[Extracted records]
========
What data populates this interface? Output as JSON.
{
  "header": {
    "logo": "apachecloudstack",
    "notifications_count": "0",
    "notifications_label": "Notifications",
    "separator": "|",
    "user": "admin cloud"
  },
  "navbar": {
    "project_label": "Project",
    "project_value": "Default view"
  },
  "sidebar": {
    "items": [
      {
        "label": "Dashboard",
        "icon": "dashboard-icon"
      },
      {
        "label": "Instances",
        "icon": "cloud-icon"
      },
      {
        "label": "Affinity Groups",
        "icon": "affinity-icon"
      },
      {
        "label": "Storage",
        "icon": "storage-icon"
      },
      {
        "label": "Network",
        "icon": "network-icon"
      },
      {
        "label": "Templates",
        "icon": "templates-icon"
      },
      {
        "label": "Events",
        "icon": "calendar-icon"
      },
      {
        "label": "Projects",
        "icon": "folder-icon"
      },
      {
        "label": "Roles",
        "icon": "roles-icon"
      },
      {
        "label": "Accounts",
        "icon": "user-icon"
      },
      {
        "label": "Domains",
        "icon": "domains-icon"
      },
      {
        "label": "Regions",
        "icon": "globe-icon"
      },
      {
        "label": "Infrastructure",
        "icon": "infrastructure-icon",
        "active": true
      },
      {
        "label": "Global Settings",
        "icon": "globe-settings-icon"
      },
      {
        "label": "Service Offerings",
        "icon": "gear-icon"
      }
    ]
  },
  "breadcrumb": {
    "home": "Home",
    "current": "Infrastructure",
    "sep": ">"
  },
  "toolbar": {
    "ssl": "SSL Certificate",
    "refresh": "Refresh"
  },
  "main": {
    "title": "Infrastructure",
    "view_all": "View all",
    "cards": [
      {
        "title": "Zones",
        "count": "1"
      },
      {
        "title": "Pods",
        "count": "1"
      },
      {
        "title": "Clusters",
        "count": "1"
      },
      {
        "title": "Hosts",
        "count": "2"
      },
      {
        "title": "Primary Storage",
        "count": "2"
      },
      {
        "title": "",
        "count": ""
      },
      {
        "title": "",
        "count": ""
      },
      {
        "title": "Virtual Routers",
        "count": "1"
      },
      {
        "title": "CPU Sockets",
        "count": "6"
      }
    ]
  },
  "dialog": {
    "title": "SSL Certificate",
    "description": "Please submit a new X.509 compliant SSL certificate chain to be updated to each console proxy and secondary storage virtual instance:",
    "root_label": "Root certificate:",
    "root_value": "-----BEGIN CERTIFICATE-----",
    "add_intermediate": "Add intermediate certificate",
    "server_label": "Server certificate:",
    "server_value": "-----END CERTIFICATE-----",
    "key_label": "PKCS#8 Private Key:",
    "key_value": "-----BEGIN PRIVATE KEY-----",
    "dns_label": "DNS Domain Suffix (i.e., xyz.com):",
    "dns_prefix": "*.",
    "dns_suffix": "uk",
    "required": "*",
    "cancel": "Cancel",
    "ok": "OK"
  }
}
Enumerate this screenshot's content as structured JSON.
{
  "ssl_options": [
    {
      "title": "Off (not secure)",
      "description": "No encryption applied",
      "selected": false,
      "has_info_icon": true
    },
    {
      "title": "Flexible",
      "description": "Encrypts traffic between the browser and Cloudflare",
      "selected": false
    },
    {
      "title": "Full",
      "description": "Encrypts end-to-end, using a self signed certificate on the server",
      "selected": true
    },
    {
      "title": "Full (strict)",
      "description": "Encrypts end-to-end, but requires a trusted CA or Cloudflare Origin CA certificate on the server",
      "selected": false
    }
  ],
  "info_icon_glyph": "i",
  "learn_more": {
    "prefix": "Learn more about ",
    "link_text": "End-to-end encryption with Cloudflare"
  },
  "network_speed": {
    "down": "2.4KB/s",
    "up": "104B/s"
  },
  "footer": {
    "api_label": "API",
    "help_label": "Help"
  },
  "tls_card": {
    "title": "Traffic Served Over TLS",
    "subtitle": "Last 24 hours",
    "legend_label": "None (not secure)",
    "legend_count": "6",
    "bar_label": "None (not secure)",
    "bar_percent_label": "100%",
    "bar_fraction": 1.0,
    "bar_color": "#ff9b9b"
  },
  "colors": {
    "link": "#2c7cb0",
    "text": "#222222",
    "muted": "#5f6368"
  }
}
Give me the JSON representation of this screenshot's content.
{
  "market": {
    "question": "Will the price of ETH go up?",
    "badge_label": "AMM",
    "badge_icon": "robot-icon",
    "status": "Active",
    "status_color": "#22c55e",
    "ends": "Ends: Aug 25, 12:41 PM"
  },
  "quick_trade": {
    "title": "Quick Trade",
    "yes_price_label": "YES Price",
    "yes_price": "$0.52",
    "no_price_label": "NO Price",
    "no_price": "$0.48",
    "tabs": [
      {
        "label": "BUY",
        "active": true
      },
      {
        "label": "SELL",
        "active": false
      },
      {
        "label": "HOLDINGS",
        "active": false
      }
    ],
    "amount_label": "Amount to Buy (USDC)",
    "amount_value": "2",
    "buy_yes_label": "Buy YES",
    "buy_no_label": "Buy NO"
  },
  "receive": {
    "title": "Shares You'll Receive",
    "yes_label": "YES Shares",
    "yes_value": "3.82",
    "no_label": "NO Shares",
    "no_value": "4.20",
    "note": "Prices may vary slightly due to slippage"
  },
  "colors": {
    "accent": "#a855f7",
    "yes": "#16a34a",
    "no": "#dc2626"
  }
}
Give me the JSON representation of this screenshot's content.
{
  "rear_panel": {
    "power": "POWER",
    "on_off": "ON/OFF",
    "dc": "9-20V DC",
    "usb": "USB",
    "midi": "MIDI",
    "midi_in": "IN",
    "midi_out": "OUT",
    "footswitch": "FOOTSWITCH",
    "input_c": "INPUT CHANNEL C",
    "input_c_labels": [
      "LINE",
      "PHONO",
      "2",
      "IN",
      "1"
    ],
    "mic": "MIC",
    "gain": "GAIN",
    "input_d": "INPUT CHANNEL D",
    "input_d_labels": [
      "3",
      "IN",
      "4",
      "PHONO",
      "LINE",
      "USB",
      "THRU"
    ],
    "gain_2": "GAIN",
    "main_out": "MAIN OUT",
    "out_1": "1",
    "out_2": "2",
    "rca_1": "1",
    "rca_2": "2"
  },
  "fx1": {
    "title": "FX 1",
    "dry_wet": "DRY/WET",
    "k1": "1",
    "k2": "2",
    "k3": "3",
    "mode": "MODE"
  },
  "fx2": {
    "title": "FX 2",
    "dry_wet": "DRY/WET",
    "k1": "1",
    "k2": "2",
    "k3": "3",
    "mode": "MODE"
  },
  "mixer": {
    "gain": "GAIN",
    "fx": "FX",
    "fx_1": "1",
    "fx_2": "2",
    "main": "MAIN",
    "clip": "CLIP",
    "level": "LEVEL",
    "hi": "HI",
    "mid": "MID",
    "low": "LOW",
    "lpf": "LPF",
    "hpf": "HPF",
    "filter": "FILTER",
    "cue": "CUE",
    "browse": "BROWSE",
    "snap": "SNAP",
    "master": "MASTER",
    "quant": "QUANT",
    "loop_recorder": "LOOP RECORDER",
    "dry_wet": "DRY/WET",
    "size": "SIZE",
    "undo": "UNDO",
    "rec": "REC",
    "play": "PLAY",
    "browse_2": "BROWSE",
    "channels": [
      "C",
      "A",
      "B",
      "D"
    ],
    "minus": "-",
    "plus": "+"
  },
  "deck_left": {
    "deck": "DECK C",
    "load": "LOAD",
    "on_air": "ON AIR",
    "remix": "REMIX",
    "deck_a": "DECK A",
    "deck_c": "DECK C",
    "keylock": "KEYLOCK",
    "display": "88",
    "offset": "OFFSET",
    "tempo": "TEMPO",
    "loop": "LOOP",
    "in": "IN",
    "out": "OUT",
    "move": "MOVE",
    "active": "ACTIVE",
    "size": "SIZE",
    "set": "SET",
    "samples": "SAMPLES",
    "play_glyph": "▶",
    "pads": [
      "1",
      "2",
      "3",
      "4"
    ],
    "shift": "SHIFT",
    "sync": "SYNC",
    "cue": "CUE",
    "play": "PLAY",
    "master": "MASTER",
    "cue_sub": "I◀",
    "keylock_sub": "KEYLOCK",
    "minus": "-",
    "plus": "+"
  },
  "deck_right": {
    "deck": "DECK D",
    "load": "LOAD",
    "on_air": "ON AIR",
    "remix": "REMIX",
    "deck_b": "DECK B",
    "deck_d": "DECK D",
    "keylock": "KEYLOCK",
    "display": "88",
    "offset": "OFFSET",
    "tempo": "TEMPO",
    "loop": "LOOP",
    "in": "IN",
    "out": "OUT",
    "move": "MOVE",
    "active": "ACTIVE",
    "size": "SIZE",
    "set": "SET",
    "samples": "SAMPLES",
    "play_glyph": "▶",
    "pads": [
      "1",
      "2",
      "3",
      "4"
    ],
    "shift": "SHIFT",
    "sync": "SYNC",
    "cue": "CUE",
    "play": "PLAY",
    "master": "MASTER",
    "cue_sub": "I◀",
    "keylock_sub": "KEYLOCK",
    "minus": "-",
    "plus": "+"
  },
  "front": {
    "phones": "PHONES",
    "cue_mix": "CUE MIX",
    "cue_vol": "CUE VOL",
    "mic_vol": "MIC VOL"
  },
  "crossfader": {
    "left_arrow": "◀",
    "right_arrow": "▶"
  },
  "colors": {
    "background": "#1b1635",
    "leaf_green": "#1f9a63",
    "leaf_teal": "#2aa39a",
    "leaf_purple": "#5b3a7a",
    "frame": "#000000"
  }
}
========
◆ **INSTRUCTION**
Scan the listing above for the word "encryption" and show each line where it is found.

◆ **SOLUTION**
      "description": "No encryption applied",
    "link_text": "End-to-end encryption with Cloudflare"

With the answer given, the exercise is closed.